WORK REQUIRED:
Check each line of the listing, and copy it if it contains the word "perimetrales".
+++ RAW DATA
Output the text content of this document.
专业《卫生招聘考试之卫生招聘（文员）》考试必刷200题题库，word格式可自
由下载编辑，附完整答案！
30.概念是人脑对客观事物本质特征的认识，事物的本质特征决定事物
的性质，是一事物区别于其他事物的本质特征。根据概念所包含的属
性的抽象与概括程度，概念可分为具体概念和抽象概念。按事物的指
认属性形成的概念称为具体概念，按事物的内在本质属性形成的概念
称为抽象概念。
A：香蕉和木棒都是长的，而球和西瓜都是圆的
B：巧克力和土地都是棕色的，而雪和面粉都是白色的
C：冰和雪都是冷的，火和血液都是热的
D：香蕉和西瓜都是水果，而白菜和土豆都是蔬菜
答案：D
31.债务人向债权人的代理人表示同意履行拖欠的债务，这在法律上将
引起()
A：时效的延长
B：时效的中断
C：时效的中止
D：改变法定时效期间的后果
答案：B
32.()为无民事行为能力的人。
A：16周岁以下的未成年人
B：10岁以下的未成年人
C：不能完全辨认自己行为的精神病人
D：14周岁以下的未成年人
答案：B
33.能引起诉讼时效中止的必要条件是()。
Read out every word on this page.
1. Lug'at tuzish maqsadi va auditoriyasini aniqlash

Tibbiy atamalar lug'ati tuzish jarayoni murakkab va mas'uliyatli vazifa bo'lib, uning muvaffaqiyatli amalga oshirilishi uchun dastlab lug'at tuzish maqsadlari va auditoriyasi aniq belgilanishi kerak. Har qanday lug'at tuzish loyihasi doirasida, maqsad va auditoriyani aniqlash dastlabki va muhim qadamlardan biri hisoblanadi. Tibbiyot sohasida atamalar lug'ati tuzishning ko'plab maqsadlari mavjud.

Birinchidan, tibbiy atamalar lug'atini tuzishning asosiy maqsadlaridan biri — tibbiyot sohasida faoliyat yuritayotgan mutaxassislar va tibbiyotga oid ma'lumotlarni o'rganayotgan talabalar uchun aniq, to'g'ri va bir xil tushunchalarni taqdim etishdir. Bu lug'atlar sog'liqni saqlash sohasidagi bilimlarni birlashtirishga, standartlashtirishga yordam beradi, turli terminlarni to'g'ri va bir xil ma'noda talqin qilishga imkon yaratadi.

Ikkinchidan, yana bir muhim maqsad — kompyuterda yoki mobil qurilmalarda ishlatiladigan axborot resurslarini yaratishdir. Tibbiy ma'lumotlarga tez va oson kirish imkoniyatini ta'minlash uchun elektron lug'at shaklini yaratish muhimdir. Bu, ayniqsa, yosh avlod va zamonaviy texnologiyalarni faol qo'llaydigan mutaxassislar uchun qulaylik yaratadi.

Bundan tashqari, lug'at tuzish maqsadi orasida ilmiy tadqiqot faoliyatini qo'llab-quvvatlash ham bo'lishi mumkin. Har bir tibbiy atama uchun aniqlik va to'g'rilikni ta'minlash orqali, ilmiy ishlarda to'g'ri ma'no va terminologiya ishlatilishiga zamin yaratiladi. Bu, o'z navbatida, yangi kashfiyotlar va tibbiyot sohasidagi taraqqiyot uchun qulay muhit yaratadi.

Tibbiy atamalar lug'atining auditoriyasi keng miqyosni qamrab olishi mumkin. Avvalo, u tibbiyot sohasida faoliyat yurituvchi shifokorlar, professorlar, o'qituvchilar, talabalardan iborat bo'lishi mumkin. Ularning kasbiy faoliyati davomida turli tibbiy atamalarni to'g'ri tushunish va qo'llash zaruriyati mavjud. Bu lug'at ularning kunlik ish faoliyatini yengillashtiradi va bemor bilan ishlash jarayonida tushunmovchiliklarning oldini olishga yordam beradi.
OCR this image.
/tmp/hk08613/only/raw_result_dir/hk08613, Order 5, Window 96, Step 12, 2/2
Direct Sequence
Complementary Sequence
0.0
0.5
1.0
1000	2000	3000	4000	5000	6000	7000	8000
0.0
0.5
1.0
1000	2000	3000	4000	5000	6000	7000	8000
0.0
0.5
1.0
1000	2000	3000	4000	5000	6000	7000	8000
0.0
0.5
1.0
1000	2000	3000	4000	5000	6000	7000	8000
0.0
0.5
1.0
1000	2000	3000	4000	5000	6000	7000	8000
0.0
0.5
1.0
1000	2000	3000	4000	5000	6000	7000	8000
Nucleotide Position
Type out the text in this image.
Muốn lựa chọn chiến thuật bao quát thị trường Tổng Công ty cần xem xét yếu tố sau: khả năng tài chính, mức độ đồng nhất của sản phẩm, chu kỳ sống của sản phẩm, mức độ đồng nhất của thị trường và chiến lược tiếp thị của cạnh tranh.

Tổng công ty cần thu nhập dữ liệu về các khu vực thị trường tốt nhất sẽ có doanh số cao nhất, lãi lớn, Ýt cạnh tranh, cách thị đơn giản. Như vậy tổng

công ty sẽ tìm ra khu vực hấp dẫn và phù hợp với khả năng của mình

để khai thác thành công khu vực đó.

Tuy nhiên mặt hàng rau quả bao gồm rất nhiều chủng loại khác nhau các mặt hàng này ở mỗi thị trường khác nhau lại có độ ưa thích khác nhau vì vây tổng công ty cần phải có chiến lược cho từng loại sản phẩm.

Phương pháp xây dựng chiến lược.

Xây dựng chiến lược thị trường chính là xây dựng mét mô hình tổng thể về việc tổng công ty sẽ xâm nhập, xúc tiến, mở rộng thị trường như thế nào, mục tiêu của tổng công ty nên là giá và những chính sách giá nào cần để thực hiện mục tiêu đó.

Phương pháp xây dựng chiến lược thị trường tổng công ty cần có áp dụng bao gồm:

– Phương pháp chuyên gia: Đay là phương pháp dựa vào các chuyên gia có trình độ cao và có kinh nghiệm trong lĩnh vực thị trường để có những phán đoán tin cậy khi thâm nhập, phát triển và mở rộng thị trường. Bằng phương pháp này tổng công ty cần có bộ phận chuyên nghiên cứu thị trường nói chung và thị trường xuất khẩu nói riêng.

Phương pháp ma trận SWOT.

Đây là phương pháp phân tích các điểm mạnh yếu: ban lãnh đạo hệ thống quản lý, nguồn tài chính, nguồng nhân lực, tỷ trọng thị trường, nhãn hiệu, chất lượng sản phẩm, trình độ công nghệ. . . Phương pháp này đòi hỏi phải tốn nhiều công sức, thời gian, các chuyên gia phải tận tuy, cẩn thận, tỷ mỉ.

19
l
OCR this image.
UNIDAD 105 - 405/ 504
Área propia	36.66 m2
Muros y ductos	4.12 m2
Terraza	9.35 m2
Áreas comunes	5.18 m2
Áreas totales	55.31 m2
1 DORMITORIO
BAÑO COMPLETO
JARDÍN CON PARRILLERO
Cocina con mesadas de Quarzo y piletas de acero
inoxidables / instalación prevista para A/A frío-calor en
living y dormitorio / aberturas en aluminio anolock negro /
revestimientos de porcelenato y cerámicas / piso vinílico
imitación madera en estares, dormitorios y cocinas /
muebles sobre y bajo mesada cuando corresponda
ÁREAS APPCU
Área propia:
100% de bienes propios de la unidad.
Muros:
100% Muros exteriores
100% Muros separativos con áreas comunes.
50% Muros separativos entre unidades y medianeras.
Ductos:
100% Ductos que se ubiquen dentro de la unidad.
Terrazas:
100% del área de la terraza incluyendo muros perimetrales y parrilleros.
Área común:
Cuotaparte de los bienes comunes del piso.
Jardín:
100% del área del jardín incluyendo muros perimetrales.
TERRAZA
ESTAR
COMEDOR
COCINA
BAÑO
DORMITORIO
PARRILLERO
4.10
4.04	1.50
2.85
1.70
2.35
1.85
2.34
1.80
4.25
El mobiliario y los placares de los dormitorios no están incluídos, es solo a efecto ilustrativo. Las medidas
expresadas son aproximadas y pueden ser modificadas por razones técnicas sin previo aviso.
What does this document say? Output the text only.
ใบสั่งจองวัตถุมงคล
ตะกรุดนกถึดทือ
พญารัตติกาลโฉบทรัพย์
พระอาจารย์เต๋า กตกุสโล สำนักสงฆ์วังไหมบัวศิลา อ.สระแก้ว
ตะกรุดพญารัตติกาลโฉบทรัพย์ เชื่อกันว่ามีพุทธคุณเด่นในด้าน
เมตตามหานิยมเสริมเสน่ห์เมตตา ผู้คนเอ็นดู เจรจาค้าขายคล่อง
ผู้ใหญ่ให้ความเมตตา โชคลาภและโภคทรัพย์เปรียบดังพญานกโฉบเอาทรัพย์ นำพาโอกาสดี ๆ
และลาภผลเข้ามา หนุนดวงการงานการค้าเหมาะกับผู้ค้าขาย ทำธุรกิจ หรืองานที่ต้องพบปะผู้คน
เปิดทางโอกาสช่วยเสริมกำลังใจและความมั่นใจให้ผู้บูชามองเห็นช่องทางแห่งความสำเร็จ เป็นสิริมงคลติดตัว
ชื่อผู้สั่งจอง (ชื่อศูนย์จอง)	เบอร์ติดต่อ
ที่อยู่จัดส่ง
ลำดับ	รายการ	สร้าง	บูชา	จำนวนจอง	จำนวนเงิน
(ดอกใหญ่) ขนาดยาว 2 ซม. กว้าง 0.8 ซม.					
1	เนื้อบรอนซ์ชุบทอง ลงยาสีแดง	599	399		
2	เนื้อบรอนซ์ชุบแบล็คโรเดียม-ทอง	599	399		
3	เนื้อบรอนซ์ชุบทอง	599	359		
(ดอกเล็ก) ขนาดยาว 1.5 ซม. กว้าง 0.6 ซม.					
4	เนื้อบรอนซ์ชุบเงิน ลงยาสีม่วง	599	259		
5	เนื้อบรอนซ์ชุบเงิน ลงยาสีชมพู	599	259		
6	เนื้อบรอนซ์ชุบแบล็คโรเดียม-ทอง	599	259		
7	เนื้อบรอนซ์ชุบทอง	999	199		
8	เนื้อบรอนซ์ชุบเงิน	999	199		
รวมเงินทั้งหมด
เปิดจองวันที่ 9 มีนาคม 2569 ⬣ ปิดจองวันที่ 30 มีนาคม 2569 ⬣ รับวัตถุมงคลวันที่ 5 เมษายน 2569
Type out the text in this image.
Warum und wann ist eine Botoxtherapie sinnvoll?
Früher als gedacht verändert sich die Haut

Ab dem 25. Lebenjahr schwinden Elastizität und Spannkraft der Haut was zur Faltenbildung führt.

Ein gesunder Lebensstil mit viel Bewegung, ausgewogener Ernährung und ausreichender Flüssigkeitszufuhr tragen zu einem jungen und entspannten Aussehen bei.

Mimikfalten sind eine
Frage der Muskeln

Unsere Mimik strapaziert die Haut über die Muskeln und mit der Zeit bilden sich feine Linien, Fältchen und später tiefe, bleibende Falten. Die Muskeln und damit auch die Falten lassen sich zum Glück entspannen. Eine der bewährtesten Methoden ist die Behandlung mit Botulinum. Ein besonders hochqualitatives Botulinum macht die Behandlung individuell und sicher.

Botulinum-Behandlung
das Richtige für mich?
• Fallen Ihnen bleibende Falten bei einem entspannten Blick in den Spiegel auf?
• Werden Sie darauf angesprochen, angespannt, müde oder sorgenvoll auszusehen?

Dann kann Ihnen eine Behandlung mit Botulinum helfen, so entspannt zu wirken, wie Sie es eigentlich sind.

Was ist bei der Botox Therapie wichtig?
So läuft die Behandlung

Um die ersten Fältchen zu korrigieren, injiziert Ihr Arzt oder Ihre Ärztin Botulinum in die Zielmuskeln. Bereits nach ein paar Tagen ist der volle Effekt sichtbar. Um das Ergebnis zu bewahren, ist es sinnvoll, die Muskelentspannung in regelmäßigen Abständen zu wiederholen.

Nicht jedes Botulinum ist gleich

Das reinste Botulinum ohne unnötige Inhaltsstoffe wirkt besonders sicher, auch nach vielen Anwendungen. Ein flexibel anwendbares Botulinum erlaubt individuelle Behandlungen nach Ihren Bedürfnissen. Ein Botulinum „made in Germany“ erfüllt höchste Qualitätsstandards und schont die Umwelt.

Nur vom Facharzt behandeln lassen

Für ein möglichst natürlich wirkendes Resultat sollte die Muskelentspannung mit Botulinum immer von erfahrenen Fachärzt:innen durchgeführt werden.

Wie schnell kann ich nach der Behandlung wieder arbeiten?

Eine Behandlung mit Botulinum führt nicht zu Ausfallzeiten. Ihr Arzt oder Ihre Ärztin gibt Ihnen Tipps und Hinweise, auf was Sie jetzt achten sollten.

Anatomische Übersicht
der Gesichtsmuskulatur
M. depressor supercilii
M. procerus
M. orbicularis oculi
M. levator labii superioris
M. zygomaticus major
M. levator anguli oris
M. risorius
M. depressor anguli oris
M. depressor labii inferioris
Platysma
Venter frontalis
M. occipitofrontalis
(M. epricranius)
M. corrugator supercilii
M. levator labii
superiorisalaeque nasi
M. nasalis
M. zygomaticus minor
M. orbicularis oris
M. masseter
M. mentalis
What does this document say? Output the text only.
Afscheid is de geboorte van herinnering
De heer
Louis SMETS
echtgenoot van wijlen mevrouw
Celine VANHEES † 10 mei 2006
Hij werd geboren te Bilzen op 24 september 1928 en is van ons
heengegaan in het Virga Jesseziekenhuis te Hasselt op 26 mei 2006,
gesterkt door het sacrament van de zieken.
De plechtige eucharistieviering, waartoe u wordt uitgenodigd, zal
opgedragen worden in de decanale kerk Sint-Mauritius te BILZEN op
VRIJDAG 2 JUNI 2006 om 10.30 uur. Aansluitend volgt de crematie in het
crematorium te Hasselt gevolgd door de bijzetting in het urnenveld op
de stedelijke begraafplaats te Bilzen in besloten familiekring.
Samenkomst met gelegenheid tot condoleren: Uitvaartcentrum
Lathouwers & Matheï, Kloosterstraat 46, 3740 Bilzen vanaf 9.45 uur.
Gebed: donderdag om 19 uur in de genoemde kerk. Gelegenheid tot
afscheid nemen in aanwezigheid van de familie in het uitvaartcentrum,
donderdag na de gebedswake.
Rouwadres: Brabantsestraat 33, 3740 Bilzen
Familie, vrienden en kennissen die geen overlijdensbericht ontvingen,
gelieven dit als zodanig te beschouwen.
++++++
RESPONSE TO THE TASK:
100% del área de la terraza incluyendo muros perimetrales y parrilleros.
100% del área del jardín incluyendo muros perimetrales.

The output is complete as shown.